## start

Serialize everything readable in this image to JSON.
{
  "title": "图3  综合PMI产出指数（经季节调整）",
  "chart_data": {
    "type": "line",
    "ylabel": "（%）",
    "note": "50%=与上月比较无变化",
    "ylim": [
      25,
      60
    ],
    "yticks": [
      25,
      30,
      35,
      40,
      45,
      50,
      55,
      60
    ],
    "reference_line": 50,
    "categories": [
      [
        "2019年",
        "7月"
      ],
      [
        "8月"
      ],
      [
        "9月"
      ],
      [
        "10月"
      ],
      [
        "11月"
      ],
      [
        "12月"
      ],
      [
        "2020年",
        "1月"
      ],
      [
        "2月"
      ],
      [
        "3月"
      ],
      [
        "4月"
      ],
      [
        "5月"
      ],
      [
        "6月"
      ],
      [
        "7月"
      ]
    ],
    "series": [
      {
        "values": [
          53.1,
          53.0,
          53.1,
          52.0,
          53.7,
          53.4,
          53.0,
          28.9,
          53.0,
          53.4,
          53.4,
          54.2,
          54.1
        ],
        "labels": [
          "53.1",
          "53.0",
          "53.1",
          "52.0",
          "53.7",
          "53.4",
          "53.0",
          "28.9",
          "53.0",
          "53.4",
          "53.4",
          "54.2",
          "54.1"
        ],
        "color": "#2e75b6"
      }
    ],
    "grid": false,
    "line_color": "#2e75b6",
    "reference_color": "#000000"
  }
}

## end
## start

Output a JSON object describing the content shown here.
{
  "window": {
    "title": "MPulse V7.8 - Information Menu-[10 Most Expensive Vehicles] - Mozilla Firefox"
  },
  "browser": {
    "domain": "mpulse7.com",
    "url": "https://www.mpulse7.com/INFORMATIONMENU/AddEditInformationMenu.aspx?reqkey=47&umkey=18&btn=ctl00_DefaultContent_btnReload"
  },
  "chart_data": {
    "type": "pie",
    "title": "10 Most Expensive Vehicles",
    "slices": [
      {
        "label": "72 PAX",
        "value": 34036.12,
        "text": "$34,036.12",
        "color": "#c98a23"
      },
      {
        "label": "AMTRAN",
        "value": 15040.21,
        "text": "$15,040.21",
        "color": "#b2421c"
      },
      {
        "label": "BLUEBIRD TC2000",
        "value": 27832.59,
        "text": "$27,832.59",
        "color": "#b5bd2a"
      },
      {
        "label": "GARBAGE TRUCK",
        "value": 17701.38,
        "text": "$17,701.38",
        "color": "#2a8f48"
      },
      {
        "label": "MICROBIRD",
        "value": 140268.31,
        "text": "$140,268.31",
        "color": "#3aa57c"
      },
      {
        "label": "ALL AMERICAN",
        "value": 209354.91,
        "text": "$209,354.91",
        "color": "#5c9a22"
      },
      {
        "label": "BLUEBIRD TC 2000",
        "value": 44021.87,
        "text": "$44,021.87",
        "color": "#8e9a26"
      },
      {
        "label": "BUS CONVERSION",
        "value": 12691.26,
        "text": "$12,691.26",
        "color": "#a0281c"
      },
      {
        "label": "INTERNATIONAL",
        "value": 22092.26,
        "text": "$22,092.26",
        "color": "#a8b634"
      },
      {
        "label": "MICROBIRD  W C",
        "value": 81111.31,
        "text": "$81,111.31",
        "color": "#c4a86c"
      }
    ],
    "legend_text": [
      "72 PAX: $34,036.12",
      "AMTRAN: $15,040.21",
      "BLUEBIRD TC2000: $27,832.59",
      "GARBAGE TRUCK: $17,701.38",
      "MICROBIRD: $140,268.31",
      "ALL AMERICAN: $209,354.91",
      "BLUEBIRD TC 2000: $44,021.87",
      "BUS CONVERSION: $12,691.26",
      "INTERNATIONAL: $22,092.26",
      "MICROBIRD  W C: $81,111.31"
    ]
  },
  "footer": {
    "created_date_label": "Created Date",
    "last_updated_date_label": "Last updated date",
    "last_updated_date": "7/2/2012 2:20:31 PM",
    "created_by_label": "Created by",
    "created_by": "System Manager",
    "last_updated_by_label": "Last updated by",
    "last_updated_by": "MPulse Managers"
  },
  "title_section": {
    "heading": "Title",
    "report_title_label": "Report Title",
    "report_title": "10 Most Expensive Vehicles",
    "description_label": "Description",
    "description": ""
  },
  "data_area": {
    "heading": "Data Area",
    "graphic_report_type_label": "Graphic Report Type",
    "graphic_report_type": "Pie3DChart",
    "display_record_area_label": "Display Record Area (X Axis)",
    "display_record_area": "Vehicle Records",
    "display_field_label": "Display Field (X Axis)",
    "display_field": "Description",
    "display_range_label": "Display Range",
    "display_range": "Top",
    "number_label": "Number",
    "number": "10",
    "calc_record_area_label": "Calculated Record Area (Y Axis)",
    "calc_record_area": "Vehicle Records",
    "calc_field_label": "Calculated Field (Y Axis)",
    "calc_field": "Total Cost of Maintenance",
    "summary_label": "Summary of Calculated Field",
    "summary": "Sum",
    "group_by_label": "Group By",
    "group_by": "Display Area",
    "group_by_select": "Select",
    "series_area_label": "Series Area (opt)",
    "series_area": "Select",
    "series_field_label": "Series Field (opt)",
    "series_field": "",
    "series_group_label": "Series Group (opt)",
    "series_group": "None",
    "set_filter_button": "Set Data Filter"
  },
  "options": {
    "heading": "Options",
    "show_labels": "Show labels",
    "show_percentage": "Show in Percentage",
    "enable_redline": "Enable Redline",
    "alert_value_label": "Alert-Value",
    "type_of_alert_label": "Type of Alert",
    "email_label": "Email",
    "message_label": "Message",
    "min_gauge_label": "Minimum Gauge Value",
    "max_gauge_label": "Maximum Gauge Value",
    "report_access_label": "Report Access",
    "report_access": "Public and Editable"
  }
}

## end

EXERCISE TASK:
Locate all lines in the listing above with the word "CONVERSION" and copy them.

SOLUTION BELOW:
        "label": "BUS CONVERSION",
      "BUS CONVERSION: $12,691.26",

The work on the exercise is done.